-------- SUPPLIED ENTRIES --------

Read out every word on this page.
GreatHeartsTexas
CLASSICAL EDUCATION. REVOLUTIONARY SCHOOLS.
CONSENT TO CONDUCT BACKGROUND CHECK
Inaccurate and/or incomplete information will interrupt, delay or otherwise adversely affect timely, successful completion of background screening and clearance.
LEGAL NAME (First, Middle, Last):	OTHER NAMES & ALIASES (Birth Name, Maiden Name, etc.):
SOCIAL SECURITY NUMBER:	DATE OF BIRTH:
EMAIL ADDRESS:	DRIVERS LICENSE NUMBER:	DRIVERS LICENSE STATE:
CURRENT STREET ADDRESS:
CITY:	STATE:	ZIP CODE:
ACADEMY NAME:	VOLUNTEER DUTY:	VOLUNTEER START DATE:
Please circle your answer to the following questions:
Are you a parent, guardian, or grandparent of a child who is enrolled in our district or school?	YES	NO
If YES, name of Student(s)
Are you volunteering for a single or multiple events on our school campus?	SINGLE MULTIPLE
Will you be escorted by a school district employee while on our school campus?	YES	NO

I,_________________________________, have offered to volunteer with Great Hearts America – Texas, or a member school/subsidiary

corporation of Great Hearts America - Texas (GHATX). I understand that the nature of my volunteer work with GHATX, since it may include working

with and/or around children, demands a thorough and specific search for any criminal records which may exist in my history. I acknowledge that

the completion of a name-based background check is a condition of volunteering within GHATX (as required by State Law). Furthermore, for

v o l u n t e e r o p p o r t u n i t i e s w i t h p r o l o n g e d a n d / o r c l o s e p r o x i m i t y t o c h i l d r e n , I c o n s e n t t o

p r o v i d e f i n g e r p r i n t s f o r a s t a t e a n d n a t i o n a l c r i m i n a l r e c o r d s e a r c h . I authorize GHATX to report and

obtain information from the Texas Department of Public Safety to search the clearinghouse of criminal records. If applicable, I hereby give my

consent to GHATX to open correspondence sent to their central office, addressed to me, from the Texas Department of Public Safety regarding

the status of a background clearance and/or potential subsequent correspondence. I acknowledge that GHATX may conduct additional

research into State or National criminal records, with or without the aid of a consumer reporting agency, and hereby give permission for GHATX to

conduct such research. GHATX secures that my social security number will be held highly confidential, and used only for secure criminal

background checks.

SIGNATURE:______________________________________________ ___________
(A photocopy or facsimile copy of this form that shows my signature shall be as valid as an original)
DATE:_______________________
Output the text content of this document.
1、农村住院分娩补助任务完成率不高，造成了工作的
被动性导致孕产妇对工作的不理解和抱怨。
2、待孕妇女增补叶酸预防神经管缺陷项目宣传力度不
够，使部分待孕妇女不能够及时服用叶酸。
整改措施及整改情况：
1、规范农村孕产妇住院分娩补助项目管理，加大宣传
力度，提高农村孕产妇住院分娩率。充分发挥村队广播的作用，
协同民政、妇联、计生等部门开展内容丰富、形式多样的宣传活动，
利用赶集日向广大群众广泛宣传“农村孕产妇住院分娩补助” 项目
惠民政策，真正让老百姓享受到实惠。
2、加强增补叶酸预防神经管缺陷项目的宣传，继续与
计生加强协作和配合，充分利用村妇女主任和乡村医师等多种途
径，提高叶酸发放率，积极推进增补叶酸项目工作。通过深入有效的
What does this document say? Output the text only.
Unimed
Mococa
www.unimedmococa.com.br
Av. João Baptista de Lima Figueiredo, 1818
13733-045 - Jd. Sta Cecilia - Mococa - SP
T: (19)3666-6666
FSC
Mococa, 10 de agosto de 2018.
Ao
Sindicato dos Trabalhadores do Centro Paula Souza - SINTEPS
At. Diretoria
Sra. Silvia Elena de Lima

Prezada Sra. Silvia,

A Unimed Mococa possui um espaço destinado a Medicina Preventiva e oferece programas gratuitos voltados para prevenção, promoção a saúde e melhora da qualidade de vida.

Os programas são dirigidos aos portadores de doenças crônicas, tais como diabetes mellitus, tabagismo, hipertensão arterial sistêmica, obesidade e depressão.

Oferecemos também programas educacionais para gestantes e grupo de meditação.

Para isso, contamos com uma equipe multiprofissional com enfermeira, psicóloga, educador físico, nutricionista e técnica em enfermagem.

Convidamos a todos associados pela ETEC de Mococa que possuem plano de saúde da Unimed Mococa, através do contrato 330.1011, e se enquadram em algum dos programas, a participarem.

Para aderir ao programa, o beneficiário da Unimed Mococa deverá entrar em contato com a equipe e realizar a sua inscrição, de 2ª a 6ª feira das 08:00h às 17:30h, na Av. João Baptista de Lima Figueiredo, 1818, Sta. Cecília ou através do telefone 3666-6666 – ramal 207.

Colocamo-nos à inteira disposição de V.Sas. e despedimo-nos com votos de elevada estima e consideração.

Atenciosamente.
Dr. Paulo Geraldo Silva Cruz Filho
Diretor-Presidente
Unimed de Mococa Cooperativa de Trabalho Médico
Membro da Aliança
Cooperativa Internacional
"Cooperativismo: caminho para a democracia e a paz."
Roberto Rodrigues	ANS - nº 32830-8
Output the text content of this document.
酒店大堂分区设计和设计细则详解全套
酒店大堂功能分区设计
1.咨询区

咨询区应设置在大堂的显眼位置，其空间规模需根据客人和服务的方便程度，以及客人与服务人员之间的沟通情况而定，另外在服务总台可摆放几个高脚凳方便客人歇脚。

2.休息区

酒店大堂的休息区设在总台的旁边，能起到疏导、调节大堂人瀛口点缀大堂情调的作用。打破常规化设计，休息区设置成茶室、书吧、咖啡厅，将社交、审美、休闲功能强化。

--------

### EXERCISE PROMPT
Restate the data above exactly, keeping each word as it stands.

### RESULT
Read out every word on this page.
GreatHeartsTexas
CLASSICAL EDUCATION. REVOLUTIONARY SCHOOLS.
CONSENT TO CONDUCT BACKGROUND CHECK
Inaccurate and/or incomplete information will interrupt, delay or otherwise adversely affect timely, successful completion of background screening and clearance.
LEGAL NAME (First, Middle, Last):	OTHER NAMES & ALIASES (Birth Name, Maiden Name, etc.):
SOCIAL SECURITY NUMBER:	DATE OF BIRTH:
EMAIL ADDRESS:	DRIVERS LICENSE NUMBER:	DRIVERS LICENSE STATE:
CURRENT STREET ADDRESS:
CITY:	STATE:	ZIP CODE:
ACADEMY NAME:	VOLUNTEER DUTY:	VOLUNTEER START DATE:
Please circle your answer to the following questions:
Are you a parent, guardian, or grandparent of a child who is enrolled in our district or school?	YES	NO
If YES, name of Student(s)
Are you volunteering for a single or multiple events on our school campus?	SINGLE MULTIPLE
Will you be escorted by a school district employee while on our school campus?	YES	NO

I,_________________________________, have offered to volunteer with Great Hearts America – Texas, or a member school/subsidiary

corporation of Great Hearts America - Texas (GHATX). I understand that the nature of my volunteer work with GHATX, since it may include working

with and/or around children, demands a thorough and specific search for any criminal records which may exist in my history. I acknowledge that

the completion of a name-based background check is a condition of volunteering within GHATX (as required by State Law). Furthermore, for

v o l u n t e e r o p p o r t u n i t i e s w i t h p r o l o n g e d a n d / o r c l o s e p r o x i m i t y t o c h i l d r e n , I c o n s e n t t o

p r o v i d e f i n g e r p r i n t s f o r a s t a t e a n d n a t i o n a l c r i m i n a l r e c o r d s e a r c h . I authorize GHATX to report and

obtain information from the Texas Department of Public Safety to search the clearinghouse of criminal records. If applicable, I hereby give my

consent to GHATX to open correspondence sent to their central office, addressed to me, from the Texas Department of Public Safety regarding

the status of a background clearance and/or potential subsequent correspondence. I acknowledge that GHATX may conduct additional

research into State or National criminal records, with or without the aid of a consumer reporting agency, and hereby give permission for GHATX to

conduct such research. GHATX secures that my social security number will be held highly confidential, and used only for secure criminal

background checks.

SIGNATURE:______________________________________________ ___________
(A photocopy or facsimile copy of this form that shows my signature shall be as valid as an original)
DATE:_______________________
Output the text content of this document.
1、农村住院分娩补助任务完成率不高，造成了工作的
被动性导致孕产妇对工作的不理解和抱怨。
2、待孕妇女增补叶酸预防神经管缺陷项目宣传力度不
够，使部分待孕妇女不能够及时服用叶酸。
整改措施及整改情况：
1、规范农村孕产妇住院分娩补助项目管理，加大宣传
力度，提高农村孕产妇住院分娩率。充分发挥村队广播的作用，
协同民政、妇联、计生等部门开展内容丰富、形式多样的宣传活动，
利用赶集日向广大群众广泛宣传“农村孕产妇住院分娩补助” 项目
惠民政策，真正让老百姓享受到实惠。
2、加强增补叶酸预防神经管缺陷项目的宣传，继续与
计生加强协作和配合，充分利用村妇女主任和乡村医师等多种途
径，提高叶酸发放率，积极推进增补叶酸项目工作。通过深入有效的
What does this document say? Output the text only.
Unimed
Mococa
www.unimedmococa.com.br
Av. João Baptista de Lima Figueiredo, 1818
13733-045 - Jd. Sta Cecilia - Mococa - SP
T: (19)3666-6666
FSC
Mococa, 10 de agosto de 2018.
Ao
Sindicato dos Trabalhadores do Centro Paula Souza - SINTEPS
At. Diretoria
Sra. Silvia Elena de Lima

Prezada Sra. Silvia,

A Unimed Mococa possui um espaço destinado a Medicina Preventiva e oferece programas gratuitos voltados para prevenção, promoção a saúde e melhora da qualidade de vida.

Os programas são dirigidos aos portadores de doenças crônicas, tais como diabetes mellitus, tabagismo, hipertensão arterial sistêmica, obesidade e depressão.

Oferecemos também programas educacionais para gestantes e grupo de meditação.

Para isso, contamos com uma equipe multiprofissional com enfermeira, psicóloga, educador físico, nutricionista e técnica em enfermagem.

Convidamos a todos associados pela ETEC de Mococa que possuem plano de saúde da Unimed Mococa, através do contrato 330.1011, e se enquadram em algum dos programas, a participarem.

Para aderir ao programa, o beneficiário da Unimed Mococa deverá entrar em contato com a equipe e realizar a sua inscrição, de 2ª a 6ª feira das 08:00h às 17:30h, na Av. João Baptista de Lima Figueiredo, 1818, Sta. Cecília ou através do telefone 3666-6666 – ramal 207.

Colocamo-nos à inteira disposição de V.Sas. e despedimo-nos com votos de elevada estima e consideração.

Atenciosamente.
Dr. Paulo Geraldo Silva Cruz Filho
Diretor-Presidente
Unimed de Mococa Cooperativa de Trabalho Médico
Membro da Aliança
Cooperativa Internacional
"Cooperativismo: caminho para a democracia e a paz."
Roberto Rodrigues	ANS - nº 32830-8
Output the text content of this document.
酒店大堂分区设计和设计细则详解全套
酒店大堂功能分区设计
1.咨询区

咨询区应设置在大堂的显眼位置，其空间规模需根据客人和服务的方便程度，以及客人与服务人员之间的沟通情况而定，另外在服务总台可摆放几个高脚凳方便客人歇脚。

2.休息区

酒店大堂的休息区设在总台的旁边，能起到疏导、调节大堂人瀛口点缀大堂情调的作用。打破常规化设计，休息区设置成茶室、书吧、咖啡厅，将社交、审美、休闲功能强化。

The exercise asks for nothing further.